## WHAT TO DO
Can you write out all of the material below, word for word?

[Stored records]
** Begin **
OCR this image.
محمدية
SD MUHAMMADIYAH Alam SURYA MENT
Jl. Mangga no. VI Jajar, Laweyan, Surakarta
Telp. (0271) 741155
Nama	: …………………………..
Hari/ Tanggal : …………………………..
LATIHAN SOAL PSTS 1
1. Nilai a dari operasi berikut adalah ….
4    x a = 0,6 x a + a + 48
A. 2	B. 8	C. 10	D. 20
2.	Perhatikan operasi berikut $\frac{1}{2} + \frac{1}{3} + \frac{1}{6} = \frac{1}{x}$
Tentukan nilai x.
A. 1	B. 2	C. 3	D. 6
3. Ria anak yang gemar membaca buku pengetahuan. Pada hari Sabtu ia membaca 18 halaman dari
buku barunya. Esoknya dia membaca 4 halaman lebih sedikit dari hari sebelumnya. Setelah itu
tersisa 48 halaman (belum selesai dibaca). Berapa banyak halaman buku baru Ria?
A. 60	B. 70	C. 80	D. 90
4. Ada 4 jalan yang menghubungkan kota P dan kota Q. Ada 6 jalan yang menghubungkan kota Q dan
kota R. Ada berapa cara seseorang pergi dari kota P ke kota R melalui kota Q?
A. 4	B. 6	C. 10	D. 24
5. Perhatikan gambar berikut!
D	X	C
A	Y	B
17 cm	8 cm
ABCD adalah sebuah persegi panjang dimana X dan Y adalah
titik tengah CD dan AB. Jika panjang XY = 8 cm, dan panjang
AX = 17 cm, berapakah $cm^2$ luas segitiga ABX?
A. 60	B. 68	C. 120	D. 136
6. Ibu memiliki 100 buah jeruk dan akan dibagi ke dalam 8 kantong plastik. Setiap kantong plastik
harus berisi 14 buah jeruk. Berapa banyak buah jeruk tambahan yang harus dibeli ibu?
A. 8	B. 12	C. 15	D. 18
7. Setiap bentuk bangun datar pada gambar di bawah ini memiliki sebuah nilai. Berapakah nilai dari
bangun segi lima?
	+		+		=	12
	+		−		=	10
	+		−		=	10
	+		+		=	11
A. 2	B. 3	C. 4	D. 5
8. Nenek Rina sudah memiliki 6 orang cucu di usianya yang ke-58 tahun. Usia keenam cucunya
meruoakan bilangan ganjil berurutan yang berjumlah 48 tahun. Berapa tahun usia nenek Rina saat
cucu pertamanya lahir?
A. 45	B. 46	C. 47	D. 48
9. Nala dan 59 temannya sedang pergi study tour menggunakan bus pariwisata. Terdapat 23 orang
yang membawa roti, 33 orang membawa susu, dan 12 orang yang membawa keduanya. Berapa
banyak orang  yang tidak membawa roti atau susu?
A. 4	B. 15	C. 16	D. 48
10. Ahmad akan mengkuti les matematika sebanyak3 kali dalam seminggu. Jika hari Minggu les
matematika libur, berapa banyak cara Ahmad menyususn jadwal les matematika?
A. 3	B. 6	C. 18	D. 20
** End **
## EXERCISE OUTPUT
OCR this image.
محمدية
SD MUHAMMADIYAH Alam SURYA MENT
Jl. Mangga no. VI Jajar, Laweyan, Surakarta
Telp. (0271) 741155
Nama	: …………………………..
Hari/ Tanggal : …………………………..
LATIHAN SOAL PSTS 1
1. Nilai a dari operasi berikut adalah ….
4    x a = 0,6 x a + a + 48
A. 2	B. 8	C. 10	D. 20
2.	Perhatikan operasi berikut $\frac{1}{2} + \frac{1}{3} + \frac{1}{6} = \frac{1}{x}$
Tentukan nilai x.
A. 1	B. 2	C. 3	D. 6
3. Ria anak yang gemar membaca buku pengetahuan. Pada hari Sabtu ia membaca 18 halaman dari
buku barunya. Esoknya dia membaca 4 halaman lebih sedikit dari hari sebelumnya. Setelah itu
tersisa 48 halaman (belum selesai dibaca). Berapa banyak halaman buku baru Ria?
A. 60	B. 70	C. 80	D. 90
4. Ada 4 jalan yang menghubungkan kota P dan kota Q. Ada 6 jalan yang menghubungkan kota Q dan
kota R. Ada berapa cara seseorang pergi dari kota P ke kota R melalui kota Q?
A. 4	B. 6	C. 10	D. 24
5. Perhatikan gambar berikut!
D	X	C
A	Y	B
17 cm	8 cm
ABCD adalah sebuah persegi panjang dimana X dan Y adalah
titik tengah CD dan AB. Jika panjang XY = 8 cm, dan panjang
AX = 17 cm, berapakah $cm^2$ luas segitiga ABX?
A. 60	B. 68	C. 120	D. 136
6. Ibu memiliki 100 buah jeruk dan akan dibagi ke dalam 8 kantong plastik. Setiap kantong plastik
harus berisi 14 buah jeruk. Berapa banyak buah jeruk tambahan yang harus dibeli ibu?
A. 8	B. 12	C. 15	D. 18
7. Setiap bentuk bangun datar pada gambar di bawah ini memiliki sebuah nilai. Berapakah nilai dari
bangun segi lima?
	+		+		=	12
	+		−		=	10
	+		−		=	10
	+		+		=	11
A. 2	B. 3	C. 4	D. 5
8. Nenek Rina sudah memiliki 6 orang cucu di usianya yang ke-58 tahun. Usia keenam cucunya
meruoakan bilangan ganjil berurutan yang berjumlah 48 tahun. Berapa tahun usia nenek Rina saat
cucu pertamanya lahir?
A. 45	B. 46	C. 47	D. 48
9. Nala dan 59 temannya sedang pergi study tour menggunakan bus pariwisata. Terdapat 23 orang
yang membawa roti, 33 orang membawa susu, dan 12 orang yang membawa keduanya. Berapa
banyak orang  yang tidak membawa roti atau susu?
A. 4	B. 15	C. 16	D. 48
10. Ahmad akan mengkuti les matematika sebanyak3 kali dalam seminggu. Jika hari Minggu les
matematika libur, berapa banyak cara Ahmad menyususn jadwal les matematika?
A. 3	B. 6	C. 18	D. 20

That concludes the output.